### TASK MATERIAL:
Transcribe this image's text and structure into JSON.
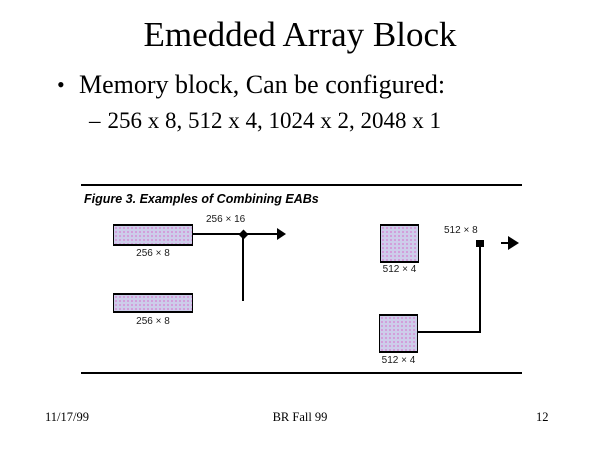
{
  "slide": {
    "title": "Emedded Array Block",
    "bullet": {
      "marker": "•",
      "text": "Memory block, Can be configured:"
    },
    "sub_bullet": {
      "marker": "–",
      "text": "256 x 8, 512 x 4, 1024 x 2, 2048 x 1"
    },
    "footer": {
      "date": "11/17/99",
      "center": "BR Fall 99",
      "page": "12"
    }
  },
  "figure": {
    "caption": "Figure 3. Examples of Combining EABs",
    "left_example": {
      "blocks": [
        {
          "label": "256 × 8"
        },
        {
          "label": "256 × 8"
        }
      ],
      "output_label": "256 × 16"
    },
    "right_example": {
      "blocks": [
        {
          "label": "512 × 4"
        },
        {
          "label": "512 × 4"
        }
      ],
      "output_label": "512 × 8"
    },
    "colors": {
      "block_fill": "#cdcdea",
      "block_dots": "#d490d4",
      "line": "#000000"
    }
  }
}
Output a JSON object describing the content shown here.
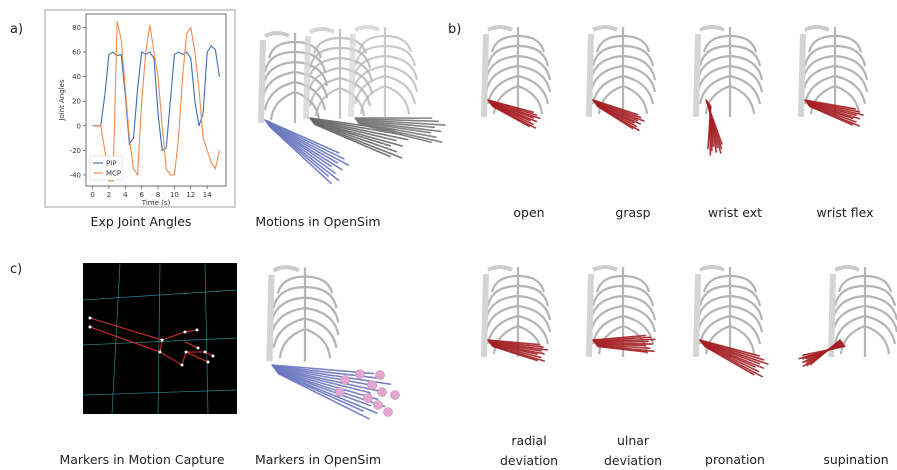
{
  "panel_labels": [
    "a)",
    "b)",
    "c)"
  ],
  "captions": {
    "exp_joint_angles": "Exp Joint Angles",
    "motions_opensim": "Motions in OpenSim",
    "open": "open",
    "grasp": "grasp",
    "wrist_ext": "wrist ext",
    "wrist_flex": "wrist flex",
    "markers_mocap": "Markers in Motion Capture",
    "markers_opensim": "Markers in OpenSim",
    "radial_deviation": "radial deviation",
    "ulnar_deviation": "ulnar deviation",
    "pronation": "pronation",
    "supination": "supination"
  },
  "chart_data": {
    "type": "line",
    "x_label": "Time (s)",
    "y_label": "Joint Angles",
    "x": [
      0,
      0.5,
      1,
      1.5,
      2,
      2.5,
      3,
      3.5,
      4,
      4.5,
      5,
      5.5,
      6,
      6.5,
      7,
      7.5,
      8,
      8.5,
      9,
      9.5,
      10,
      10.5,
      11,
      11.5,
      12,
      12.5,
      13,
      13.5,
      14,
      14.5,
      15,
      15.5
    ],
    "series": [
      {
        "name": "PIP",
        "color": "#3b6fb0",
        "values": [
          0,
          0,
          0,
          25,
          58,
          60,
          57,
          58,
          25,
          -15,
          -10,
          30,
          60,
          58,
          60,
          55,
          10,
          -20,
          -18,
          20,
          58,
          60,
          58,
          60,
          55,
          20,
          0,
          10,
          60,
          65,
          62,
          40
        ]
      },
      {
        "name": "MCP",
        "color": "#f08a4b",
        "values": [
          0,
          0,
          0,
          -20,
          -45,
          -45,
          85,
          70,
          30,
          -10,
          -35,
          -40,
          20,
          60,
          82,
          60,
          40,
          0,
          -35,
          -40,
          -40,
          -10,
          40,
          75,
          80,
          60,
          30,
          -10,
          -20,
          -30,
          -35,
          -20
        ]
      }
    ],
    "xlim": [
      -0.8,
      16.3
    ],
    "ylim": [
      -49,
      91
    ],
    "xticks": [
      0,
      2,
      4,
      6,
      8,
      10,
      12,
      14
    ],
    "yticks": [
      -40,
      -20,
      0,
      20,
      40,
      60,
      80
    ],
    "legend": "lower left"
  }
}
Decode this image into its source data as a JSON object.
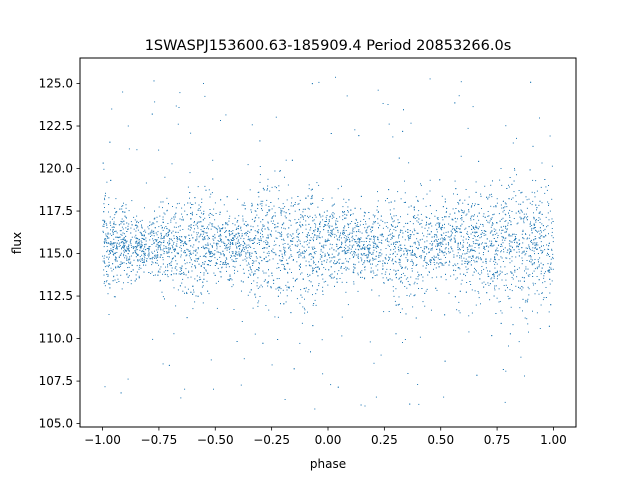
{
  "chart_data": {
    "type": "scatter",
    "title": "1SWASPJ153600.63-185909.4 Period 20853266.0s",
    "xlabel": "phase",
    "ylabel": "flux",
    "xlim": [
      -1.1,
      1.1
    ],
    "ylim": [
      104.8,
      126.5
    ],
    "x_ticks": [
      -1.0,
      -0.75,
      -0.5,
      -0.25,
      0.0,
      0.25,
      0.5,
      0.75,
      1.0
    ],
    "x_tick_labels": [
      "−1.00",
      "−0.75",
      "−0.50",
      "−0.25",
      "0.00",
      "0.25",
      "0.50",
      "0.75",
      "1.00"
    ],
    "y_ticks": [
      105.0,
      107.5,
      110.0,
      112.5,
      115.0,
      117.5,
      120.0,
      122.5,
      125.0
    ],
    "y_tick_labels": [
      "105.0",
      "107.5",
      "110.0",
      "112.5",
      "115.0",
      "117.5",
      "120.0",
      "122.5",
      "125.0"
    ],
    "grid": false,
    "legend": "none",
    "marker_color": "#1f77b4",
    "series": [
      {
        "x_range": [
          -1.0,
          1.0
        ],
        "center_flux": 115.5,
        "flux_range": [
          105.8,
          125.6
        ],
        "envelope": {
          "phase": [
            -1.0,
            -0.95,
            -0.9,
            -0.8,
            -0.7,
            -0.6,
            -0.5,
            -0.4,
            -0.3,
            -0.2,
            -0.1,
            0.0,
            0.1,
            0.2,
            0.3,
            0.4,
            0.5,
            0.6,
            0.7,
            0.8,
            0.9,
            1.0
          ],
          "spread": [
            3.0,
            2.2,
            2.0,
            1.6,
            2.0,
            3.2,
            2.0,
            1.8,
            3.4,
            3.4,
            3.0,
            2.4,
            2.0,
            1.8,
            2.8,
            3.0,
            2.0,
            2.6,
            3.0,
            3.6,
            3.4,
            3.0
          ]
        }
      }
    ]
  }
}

### EXERCISE GOAL:
Make a verbatim copy of all the entries and strip out the pictures.

### ANSWER TO THE EXERCISE:
Transcribe this image's text and structure into JSON.
{
  "slide": {
    "title": "Emedded Array Block",
    "bullet": {
      "marker": "•",
      "text": "Memory block, Can be configured:"
    },
    "sub_bullet": {
      "marker": "–",
      "text": "256 x 8, 512 x 4, 1024 x 2, 2048 x 1"
    },
    "footer": {
      "date": "11/17/99",
      "center": "BR Fall 99",
      "page": "12"
    }
  },
  "figure": {
    "caption": "Figure 3. Examples of Combining EABs",
    "left_example": {
      "blocks": [
        {
          "label": "256 × 8"
        },
        {
          "label": "256 × 8"
        }
      ],
      "output_label": "256 × 16"
    },
    "right_example": {
      "blocks": [
        {
          "label": "512 × 4"
        },
        {
          "label": "512 × 4"
        }
      ],
      "output_label": "512 × 8"
    },
    "colors": {
      "block_fill": "#cdcdea",
      "block_dots": "#d490d4",
      "line": "#000000"
    }
  }
}
Output a JSON object describing the content shown here.
{
  "panel_labels": [
    "a)",
    "b)",
    "c)"
  ],
  "captions": {
    "exp_joint_angles": "Exp Joint Angles",
    "motions_opensim": "Motions in OpenSim",
    "open": "open",
    "grasp": "grasp",
    "wrist_ext": "wrist ext",
    "wrist_flex": "wrist flex",
    "markers_mocap": "Markers in Motion Capture",
    "markers_opensim": "Markers in OpenSim",
    "radial_deviation": "radial deviation",
    "ulnar_deviation": "ulnar deviation",
    "pronation": "pronation",
    "supination": "supination"
  },
  "chart_data": {
    "type": "line",
    "x_label": "Time (s)",
    "y_label": "Joint Angles",
    "x": [
      0,
      0.5,
      1,
      1.5,
      2,
      2.5,
      3,
      3.5,
      4,
      4.5,
      5,
      5.5,
      6,
      6.5,
      7,
      7.5,
      8,
      8.5,
      9,
      9.5,
      10,
      10.5,
      11,
      11.5,
      12,
      12.5,
      13,
      13.5,
      14,
      14.5,
      15,
      15.5
    ],
    "series": [
      {
        "name": "PIP",
        "color": "#3b6fb0",
        "values": [
          0,
          0,
          0,
          25,
          58,
          60,
          57,
          58,
          25,
          -15,
          -10,
          30,
          60,
          58,
          60,
          55,
          10,
          -20,
          -18,
          20,
          58,
          60,
          58,
          60,
          55,
          20,
          0,
          10,
          60,
          65,
          62,
          40
        ]
      },
      {
        "name": "MCP",
        "color": "#f08a4b",
        "values": [
          0,
          0,
          0,
          -20,
          -45,
          -45,
          85,
          70,
          30,
          -10,
          -35,
          -40,
          20,
          60,
          82,
          60,
          40,
          0,
          -35,
          -40,
          -40,
          -10,
          40,
          75,
          80,
          60,
          30,
          -10,
          -20,
          -30,
          -35,
          -20
        ]
      }
    ],
    "xlim": [
      -0.8,
      16.3
    ],
    "ylim": [
      -49,
      91
    ],
    "xticks": [
      0,
      2,
      4,
      6,
      8,
      10,
      12,
      14
    ],
    "yticks": [
      -40,
      -20,
      0,
      20,
      40,
      60,
      80
    ],
    "legend": "lower left"
  }
}
Decode this image into its source data as a JSON object.
{
  "chart_data": {
    "type": "scatter",
    "title": "1SWASPJ153600.63-185909.4 Period 20853266.0s",
    "xlabel": "phase",
    "ylabel": "flux",
    "xlim": [
      -1.1,
      1.1
    ],
    "ylim": [
      104.8,
      126.5
    ],
    "x_ticks": [
      -1.0,
      -0.75,
      -0.5,
      -0.25,
      0.0,
      0.25,
      0.5,
      0.75,
      1.0
    ],
    "x_tick_labels": [
      "−1.00",
      "−0.75",
      "−0.50",
      "−0.25",
      "0.00",
      "0.25",
      "0.50",
      "0.75",
      "1.00"
    ],
    "y_ticks": [
      105.0,
      107.5,
      110.0,
      112.5,
      115.0,
      117.5,
      120.0,
      122.5,
      125.0
    ],
    "y_tick_labels": [
      "105.0",
      "107.5",
      "110.0",
      "112.5",
      "115.0",
      "117.5",
      "120.0",
      "122.5",
      "125.0"
    ],
    "grid": false,
    "legend": "none",
    "marker_color": "#1f77b4",
    "series": [
      {
        "x_range": [
          -1.0,
          1.0
        ],
        "center_flux": 115.5,
        "flux_range": [
          105.8,
          125.6
        ],
        "envelope": {
          "phase": [
            -1.0,
            -0.95,
            -0.9,
            -0.8,
            -0.7,
            -0.6,
            -0.5,
            -0.4,
            -0.3,
            -0.2,
            -0.1,
            0.0,
            0.1,
            0.2,
            0.3,
            0.4,
            0.5,
            0.6,
            0.7,
            0.8,
            0.9,
            1.0
          ],
          "spread": [
            3.0,
            2.2,
            2.0,
            1.6,
            2.0,
            3.2,
            2.0,
            1.8,
            3.4,
            3.4,
            3.0,
            2.4,
            2.0,
            1.8,
            2.8,
            3.0,
            2.0,
            2.6,
            3.0,
            3.6,
            3.4,
            3.0
          ]
        }
      }
    ]
  }
}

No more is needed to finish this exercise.